(RECORDS TO USE)
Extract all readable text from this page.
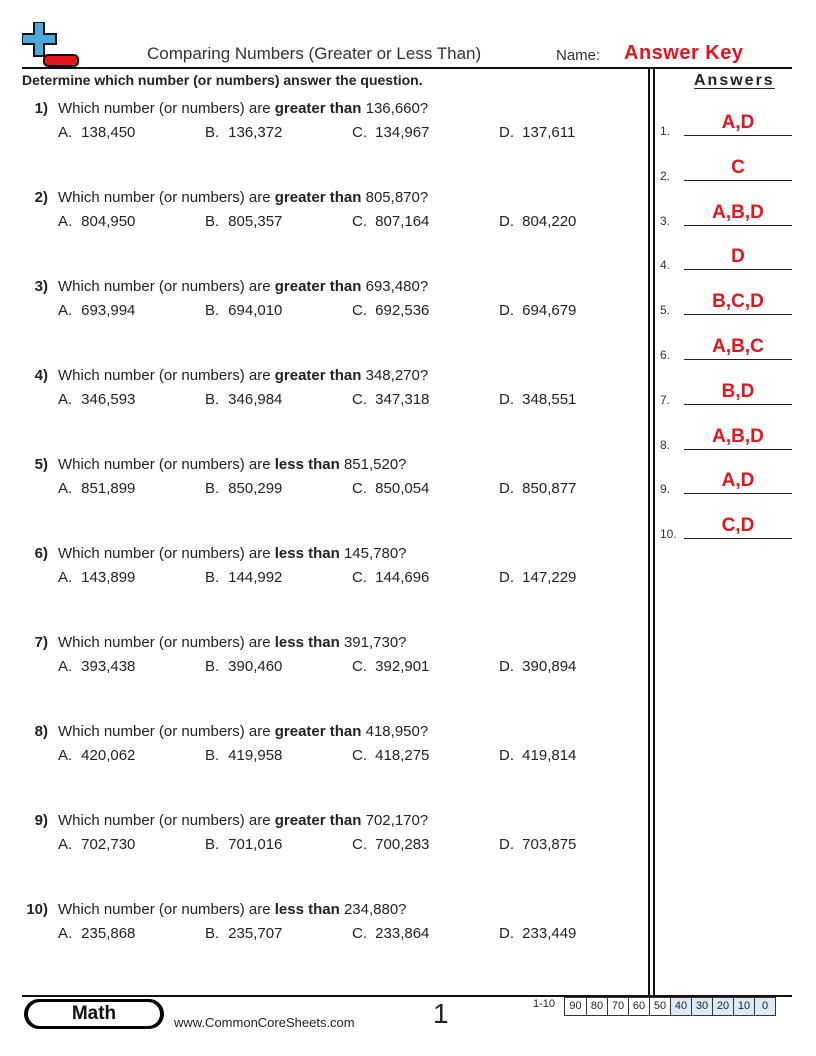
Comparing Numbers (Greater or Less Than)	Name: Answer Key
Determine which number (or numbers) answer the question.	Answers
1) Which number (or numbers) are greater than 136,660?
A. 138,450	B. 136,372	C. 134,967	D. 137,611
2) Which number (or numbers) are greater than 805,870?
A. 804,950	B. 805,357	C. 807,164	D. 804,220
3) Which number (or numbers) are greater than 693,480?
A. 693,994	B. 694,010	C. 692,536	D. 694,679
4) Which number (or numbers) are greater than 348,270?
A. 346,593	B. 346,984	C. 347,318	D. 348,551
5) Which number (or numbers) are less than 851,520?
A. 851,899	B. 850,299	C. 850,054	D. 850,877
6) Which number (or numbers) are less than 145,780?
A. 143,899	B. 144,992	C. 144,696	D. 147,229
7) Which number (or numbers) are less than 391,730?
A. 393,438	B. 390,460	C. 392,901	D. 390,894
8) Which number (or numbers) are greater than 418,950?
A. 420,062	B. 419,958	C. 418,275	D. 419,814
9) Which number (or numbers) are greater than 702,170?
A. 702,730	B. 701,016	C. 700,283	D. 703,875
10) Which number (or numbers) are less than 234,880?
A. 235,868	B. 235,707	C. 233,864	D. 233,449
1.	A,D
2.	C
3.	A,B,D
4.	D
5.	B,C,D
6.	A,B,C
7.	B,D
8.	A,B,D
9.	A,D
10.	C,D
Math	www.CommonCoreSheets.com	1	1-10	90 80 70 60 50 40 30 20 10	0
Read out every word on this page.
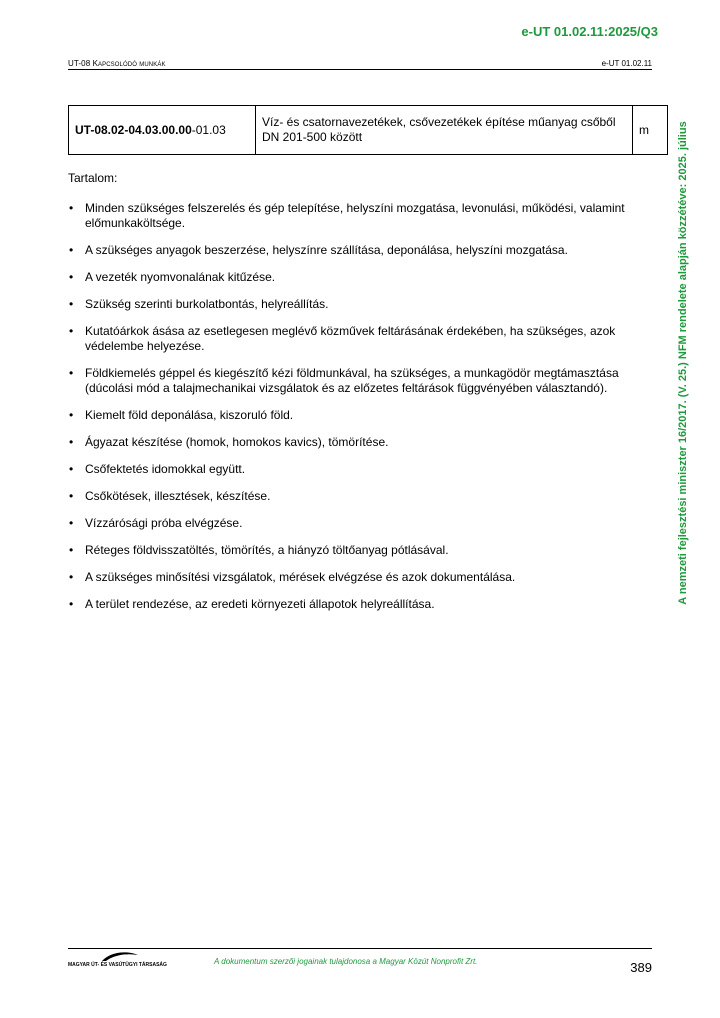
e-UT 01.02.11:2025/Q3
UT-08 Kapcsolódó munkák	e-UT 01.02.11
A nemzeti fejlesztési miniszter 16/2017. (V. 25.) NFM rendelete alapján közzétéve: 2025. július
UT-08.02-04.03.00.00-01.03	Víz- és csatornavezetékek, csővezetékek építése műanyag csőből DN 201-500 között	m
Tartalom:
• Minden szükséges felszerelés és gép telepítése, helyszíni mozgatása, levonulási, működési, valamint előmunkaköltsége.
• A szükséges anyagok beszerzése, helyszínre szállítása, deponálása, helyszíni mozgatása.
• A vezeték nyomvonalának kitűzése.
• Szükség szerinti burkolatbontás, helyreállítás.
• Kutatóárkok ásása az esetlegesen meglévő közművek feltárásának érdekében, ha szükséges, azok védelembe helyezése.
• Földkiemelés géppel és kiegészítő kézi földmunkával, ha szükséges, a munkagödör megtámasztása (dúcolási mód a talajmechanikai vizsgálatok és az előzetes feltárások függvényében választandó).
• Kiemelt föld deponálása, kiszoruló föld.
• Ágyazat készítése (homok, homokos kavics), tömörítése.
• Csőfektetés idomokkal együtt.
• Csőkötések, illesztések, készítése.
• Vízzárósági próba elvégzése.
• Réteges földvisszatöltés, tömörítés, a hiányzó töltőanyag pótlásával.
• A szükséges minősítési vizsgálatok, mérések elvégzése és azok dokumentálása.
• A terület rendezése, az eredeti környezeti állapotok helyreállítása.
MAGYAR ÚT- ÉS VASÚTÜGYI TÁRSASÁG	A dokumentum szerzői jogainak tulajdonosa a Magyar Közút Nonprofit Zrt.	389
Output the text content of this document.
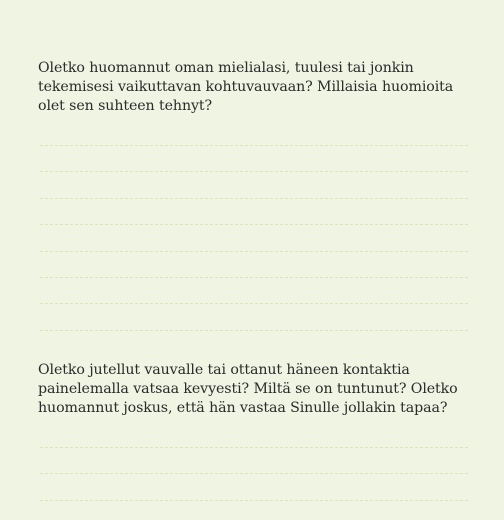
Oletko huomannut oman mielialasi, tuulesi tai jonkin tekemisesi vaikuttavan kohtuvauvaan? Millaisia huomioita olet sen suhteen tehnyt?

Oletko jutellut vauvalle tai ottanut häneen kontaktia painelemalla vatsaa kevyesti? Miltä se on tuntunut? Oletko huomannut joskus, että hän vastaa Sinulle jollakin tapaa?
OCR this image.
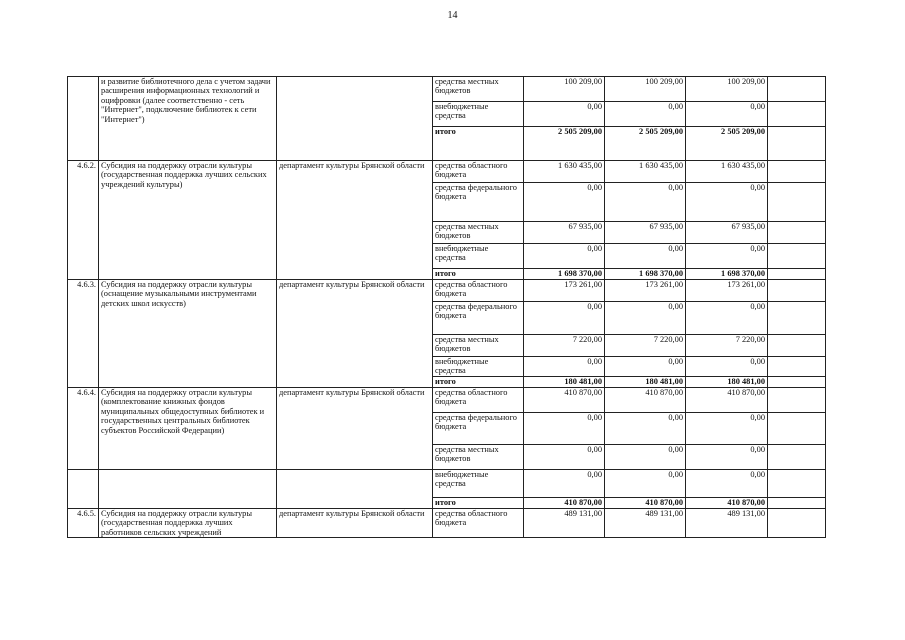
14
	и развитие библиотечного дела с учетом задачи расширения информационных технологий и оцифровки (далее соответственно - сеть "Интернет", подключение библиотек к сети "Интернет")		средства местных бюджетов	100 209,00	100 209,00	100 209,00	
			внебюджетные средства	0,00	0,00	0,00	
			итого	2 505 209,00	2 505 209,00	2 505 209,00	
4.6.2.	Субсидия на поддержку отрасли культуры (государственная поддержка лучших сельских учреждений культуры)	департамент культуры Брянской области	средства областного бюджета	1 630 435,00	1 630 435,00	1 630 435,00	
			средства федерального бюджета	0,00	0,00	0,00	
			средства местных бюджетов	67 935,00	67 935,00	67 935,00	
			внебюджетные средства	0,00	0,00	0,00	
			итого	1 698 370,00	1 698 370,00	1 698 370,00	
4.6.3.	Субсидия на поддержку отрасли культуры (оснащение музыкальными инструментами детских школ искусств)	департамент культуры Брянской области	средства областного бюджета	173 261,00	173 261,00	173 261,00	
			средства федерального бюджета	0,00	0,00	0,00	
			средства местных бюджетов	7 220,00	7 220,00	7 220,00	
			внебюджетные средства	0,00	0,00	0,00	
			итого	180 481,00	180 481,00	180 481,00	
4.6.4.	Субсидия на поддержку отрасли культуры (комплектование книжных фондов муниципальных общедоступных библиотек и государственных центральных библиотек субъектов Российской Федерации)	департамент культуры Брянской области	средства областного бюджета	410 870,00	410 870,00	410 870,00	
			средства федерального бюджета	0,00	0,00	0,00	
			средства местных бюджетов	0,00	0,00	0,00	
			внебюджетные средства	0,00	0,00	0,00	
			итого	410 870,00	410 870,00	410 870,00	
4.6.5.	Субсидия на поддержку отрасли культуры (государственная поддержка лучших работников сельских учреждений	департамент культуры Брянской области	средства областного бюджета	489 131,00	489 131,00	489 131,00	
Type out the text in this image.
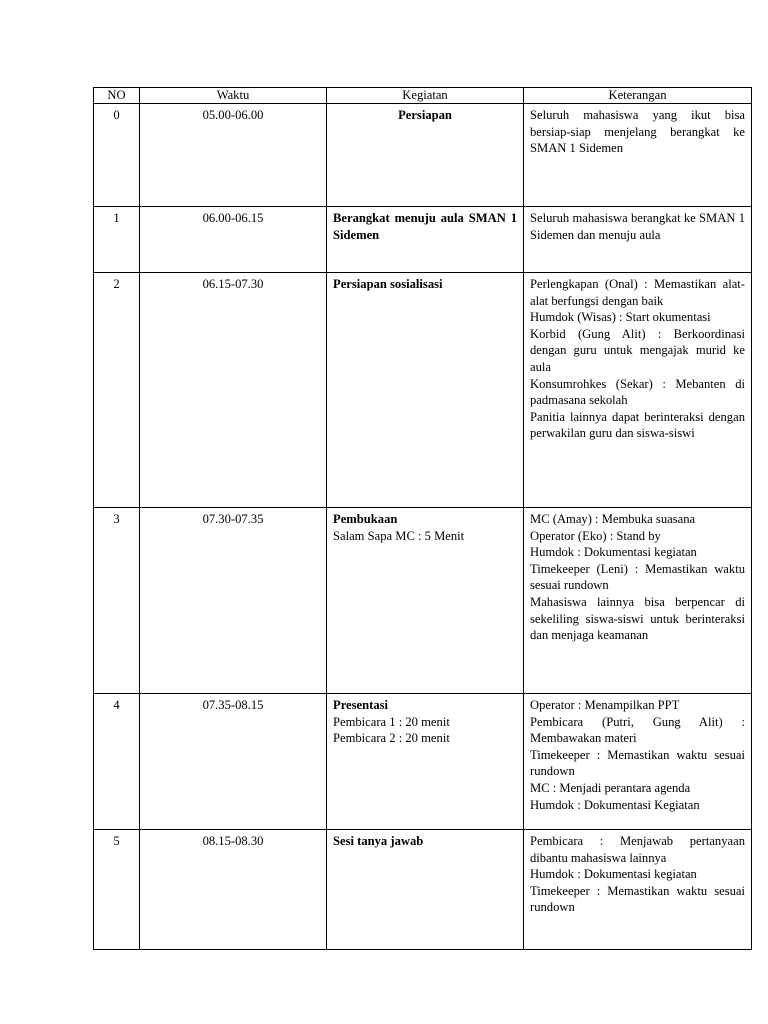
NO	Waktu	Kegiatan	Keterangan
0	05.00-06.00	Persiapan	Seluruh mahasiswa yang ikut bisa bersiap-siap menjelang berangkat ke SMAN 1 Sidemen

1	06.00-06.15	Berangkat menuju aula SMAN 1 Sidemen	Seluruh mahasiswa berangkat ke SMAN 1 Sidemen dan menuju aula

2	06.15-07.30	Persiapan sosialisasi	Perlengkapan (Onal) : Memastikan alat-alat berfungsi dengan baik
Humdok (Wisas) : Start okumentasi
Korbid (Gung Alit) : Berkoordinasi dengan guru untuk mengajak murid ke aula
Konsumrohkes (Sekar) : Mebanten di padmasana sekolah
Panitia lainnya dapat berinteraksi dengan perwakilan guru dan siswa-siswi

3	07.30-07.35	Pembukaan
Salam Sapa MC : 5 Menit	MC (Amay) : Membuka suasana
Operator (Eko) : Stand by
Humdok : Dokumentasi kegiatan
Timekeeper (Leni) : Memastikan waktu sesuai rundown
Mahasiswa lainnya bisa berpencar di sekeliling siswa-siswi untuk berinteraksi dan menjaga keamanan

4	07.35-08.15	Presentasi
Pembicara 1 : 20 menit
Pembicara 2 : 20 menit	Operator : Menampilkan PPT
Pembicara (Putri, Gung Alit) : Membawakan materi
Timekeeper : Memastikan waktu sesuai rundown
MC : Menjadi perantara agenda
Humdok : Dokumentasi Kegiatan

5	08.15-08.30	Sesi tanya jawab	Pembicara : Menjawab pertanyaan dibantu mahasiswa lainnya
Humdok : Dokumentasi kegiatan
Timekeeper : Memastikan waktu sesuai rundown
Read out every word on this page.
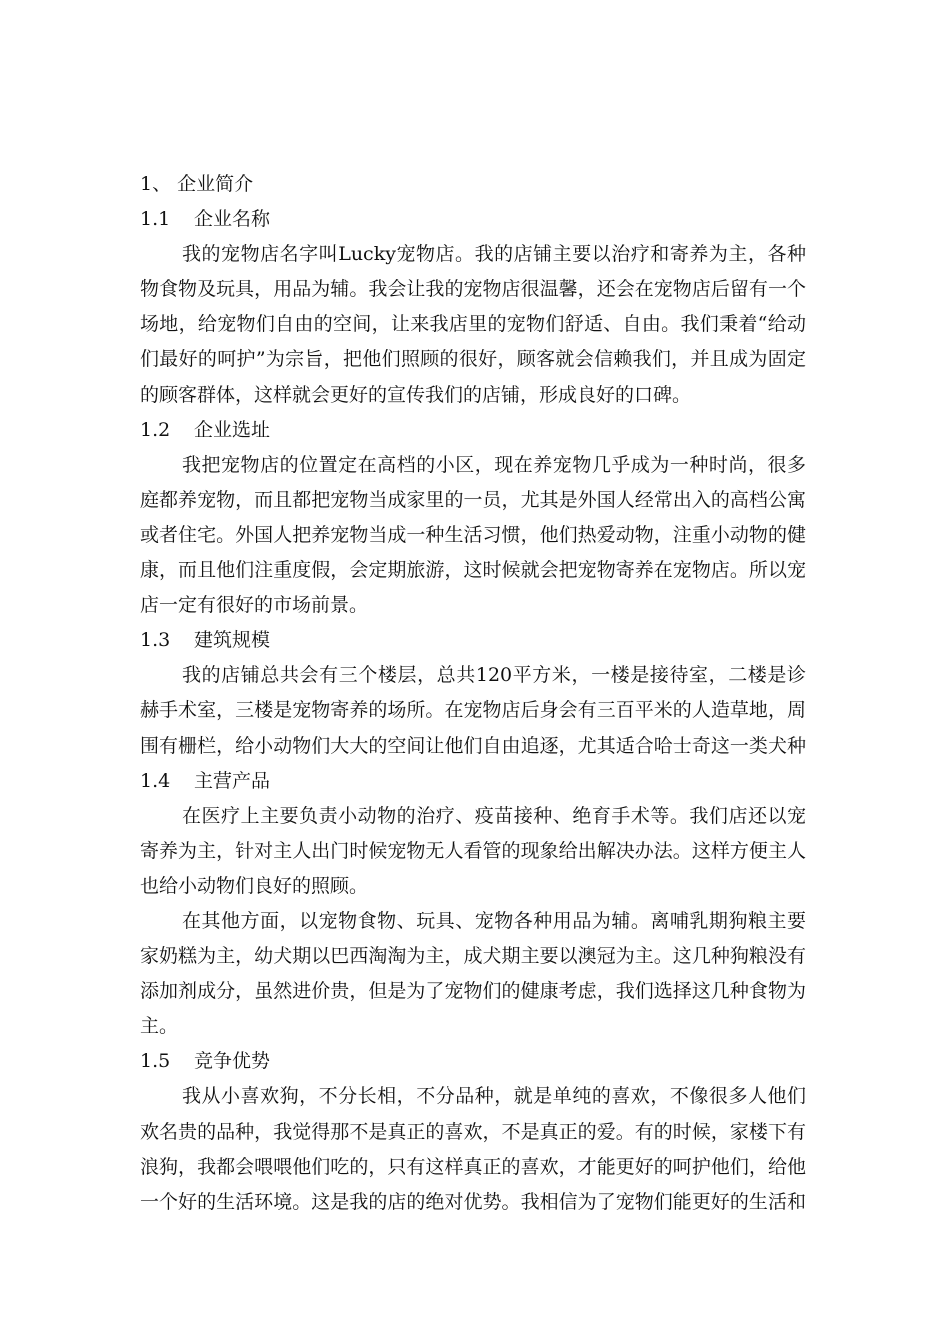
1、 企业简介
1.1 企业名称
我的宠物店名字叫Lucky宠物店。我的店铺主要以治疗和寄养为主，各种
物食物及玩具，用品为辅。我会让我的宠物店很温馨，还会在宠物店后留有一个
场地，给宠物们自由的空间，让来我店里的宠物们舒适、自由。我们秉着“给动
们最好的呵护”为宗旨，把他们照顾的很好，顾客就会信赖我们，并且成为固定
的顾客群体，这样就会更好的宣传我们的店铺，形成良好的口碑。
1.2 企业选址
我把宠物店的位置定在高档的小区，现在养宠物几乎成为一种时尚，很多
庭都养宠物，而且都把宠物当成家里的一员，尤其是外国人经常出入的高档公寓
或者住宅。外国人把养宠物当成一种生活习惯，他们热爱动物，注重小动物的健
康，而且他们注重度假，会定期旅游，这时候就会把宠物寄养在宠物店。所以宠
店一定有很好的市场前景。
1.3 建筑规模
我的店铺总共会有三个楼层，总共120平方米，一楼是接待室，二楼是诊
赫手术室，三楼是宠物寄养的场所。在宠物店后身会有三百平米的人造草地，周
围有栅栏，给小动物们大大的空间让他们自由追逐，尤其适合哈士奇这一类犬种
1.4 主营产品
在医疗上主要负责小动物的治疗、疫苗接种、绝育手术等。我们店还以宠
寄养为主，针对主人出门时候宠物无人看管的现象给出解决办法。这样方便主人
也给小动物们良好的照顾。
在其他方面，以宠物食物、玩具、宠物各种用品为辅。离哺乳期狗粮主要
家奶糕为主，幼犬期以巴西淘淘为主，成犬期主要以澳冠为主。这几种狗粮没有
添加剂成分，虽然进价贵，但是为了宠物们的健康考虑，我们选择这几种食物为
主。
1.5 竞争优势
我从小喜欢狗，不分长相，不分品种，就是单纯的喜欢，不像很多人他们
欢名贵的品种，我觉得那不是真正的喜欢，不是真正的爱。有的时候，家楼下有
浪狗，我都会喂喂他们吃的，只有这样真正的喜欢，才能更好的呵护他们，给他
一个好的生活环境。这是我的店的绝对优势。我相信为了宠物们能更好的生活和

(TASK INSTRUCTIONS) The word "SMAN" may appear on some lines of these records; state how many such lines there are, and nothing else.

(REPLY) 2